-------- Materials provided

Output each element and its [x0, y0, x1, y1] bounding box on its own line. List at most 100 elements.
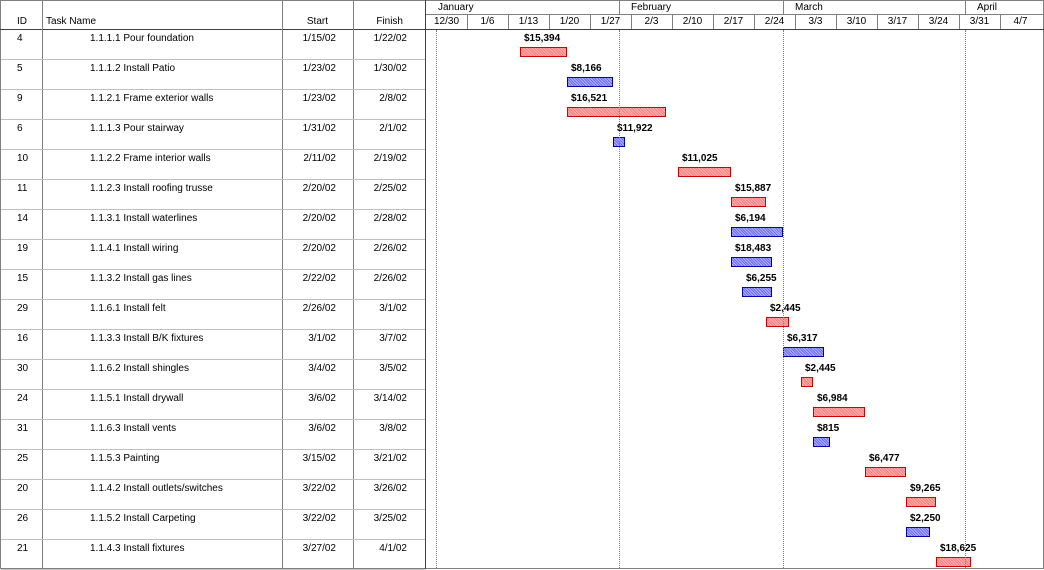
table-row[interactable]: 11 1.1.2.3 Install roofing trusse 2/20/02 2…	[0, 180, 426, 210]
task-bar[interactable]	[865, 467, 906, 477]
task-bar[interactable]	[678, 167, 731, 177]
table-row[interactable]: 21 1.1.4.3 Install fixtures 3/27/02 4/1/02	[0, 540, 426, 570]
task-start: 3/4/02	[308, 363, 336, 374]
task-name: 1.1.5.2 Install Carpeting	[90, 513, 196, 524]
table-row[interactable]: 10 1.1.2.2 Frame interior walls 2/11/02 2/1…	[0, 150, 426, 180]
task-finish: 4/1/02	[379, 543, 407, 554]
task-bar[interactable]	[567, 107, 666, 117]
month-divider	[783, 0, 784, 14]
table-row[interactable]: 26 1.1.5.2 Install Carpeting 3/22/02 3/25/0…	[0, 510, 426, 540]
cost-label: $16,521	[571, 93, 608, 104]
task-finish: 3/25/02	[373, 513, 407, 524]
task-id: 4	[17, 33, 23, 44]
week-divider	[795, 14, 796, 30]
week-divider	[877, 14, 878, 30]
week-label: 1/27	[600, 16, 621, 27]
table-row[interactable]: 9 1.1.2.1 Frame exterior walls 1/23/02 2/8/…	[0, 90, 426, 120]
month-divider	[965, 0, 966, 14]
table-row[interactable]: 15 1.1.3.2 Install gas lines 2/22/02 2/26/0…	[0, 270, 426, 300]
task-bar[interactable]	[567, 77, 613, 87]
task-finish: 3/21/02	[373, 453, 407, 464]
table-row[interactable]: 6 1.1.1.3 Pour stairway 1/31/02 2/1/02	[0, 120, 426, 150]
cost-label: $6,194	[735, 213, 766, 224]
table-row[interactable]: 16 1.1.3.3 Install B/K fixtures 3/1/02 3/7/…	[0, 330, 426, 360]
task-finish: 2/28/02	[373, 213, 407, 224]
task-finish: 2/8/02	[379, 93, 407, 104]
week-divider	[467, 14, 468, 30]
cost-label: $15,887	[735, 183, 772, 194]
task-finish: 3/7/02	[379, 333, 407, 344]
task-bar[interactable]	[731, 227, 783, 237]
row-divider	[1, 209, 425, 210]
table-row[interactable]: 4 1.1.1.1 Pour foundation 1/15/02 1/22/02	[0, 30, 426, 60]
task-id: 24	[17, 393, 29, 404]
week-label: 1/6	[480, 16, 495, 27]
cost-label: $2,445	[770, 303, 801, 314]
task-bar[interactable]	[906, 497, 936, 507]
task-bar[interactable]	[742, 287, 772, 297]
outer-border-top	[0, 0, 1044, 1]
task-bar[interactable]	[731, 197, 766, 207]
task-start: 2/26/02	[302, 303, 336, 314]
task-bar[interactable]	[520, 47, 567, 57]
task-bar[interactable]	[801, 377, 813, 387]
finish-column-header[interactable]: Finish	[376, 16, 403, 27]
week-label: 2/24	[764, 16, 785, 27]
task-start: 1/15/02	[302, 33, 336, 44]
timescale-divider	[426, 14, 1044, 15]
task-id: 26	[17, 513, 29, 524]
row-divider	[1, 449, 425, 450]
task-name: 1.1.6.2 Install shingles	[90, 363, 189, 374]
week-divider	[590, 14, 591, 30]
task-bar[interactable]	[731, 257, 772, 267]
week-label: 4/7	[1013, 16, 1028, 27]
row-divider	[1, 119, 425, 120]
table-row[interactable]: 30 1.1.6.2 Install shingles 3/4/02 3/5/02	[0, 360, 426, 390]
table-row[interactable]: 5 1.1.1.2 Install Patio 1/23/02 1/30/02	[0, 60, 426, 90]
week-divider	[672, 14, 673, 30]
row-divider	[1, 299, 425, 300]
table-row[interactable]: 25 1.1.5.3 Painting 3/15/02 3/21/02	[0, 450, 426, 480]
week-divider	[918, 14, 919, 30]
task-id: 14	[17, 213, 29, 224]
week-divider	[549, 14, 550, 30]
outer-border-left	[0, 0, 1, 569]
row-divider	[1, 509, 425, 510]
task-id: 21	[17, 543, 29, 554]
cost-label: $6,477	[869, 453, 900, 464]
table-row[interactable]: 24 1.1.5.1 Install drywall 3/6/02 3/14/02	[0, 390, 426, 420]
task-bar[interactable]	[936, 557, 971, 567]
week-label: 2/10	[682, 16, 703, 27]
task-finish: 3/26/02	[373, 483, 407, 494]
week-label: 3/31	[969, 16, 990, 27]
task-bar[interactable]	[906, 527, 930, 537]
start-column-header[interactable]: Start	[306, 16, 328, 27]
task-finish: 3/8/02	[379, 423, 407, 434]
table-row[interactable]: 19 1.1.4.1 Install wiring 2/20/02 2/26/02	[0, 240, 426, 270]
task-bar[interactable]	[813, 437, 830, 447]
table-row[interactable]: 29 1.1.6.1 Install felt 2/26/02 3/1/02	[0, 300, 426, 330]
task-finish: 2/26/02	[373, 243, 407, 254]
chart-gridline	[965, 30, 966, 568]
id-column-header[interactable]: ID	[17, 16, 27, 27]
task-id: 6	[17, 123, 23, 134]
row-divider	[1, 359, 425, 360]
task-start: 3/22/02	[302, 483, 336, 494]
task-name-column-header[interactable]: Task Name	[46, 16, 97, 27]
table-row[interactable]: 14 1.1.3.1 Install waterlines 2/20/02 2/28/…	[0, 210, 426, 240]
month-label: April	[977, 2, 998, 13]
task-bar[interactable]	[766, 317, 789, 327]
task-finish: 1/30/02	[373, 63, 407, 74]
row-divider	[1, 59, 425, 60]
task-start: 2/20/02	[302, 243, 336, 254]
task-start: 3/22/02	[302, 513, 336, 524]
task-bar[interactable]	[813, 407, 865, 417]
task-finish: 2/25/02	[373, 183, 407, 194]
task-bar[interactable]	[783, 347, 824, 357]
table-row[interactable]: 20 1.1.4.2 Install outlets/switches 3/22/0…	[0, 480, 426, 510]
task-finish: 3/5/02	[379, 363, 407, 374]
table-row[interactable]: 31 1.1.6.3 Install vents 3/6/02 3/8/02	[0, 420, 426, 450]
col-divider-id	[42, 0, 43, 569]
task-start: 2/11/02	[303, 153, 336, 164]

----------------

__To do__. Reproduce the listing's lines in the stretch from the line containing "table-row[interactable]: 11 1.1.2.3" through the line containing "0, 966, 14]", keeping both of those lines.

__Written answer__.
table-row[interactable]: 11 1.1.2.3 Install roofing trusse 2/20/02 2…	[0, 180, 426, 210]
task-bar[interactable]	[865, 467, 906, 477]
task-bar[interactable]	[678, 167, 731, 177]
table-row[interactable]: 21 1.1.4.3 Install fixtures 3/27/02 4/1/02	[0, 540, 426, 570]
task-start: 3/4/02	[308, 363, 336, 374]
task-name: 1.1.5.2 Install Carpeting	[90, 513, 196, 524]
table-row[interactable]: 10 1.1.2.2 Frame interior walls 2/11/02 2/1…	[0, 150, 426, 180]
task-finish: 4/1/02	[379, 543, 407, 554]
task-bar[interactable]	[567, 107, 666, 117]
month-divider	[783, 0, 784, 14]
table-row[interactable]: 26 1.1.5.2 Install Carpeting 3/22/02 3/25/0…	[0, 510, 426, 540]
cost-label: $16,521	[571, 93, 608, 104]
task-finish: 3/25/02	[373, 513, 407, 524]
task-id: 4	[17, 33, 23, 44]
week-divider	[795, 14, 796, 30]
week-divider	[877, 14, 878, 30]
week-label: 1/27	[600, 16, 621, 27]
table-row[interactable]: 9 1.1.2.1 Frame exterior walls 1/23/02 2/8/…	[0, 90, 426, 120]
month-divider	[965, 0, 966, 14]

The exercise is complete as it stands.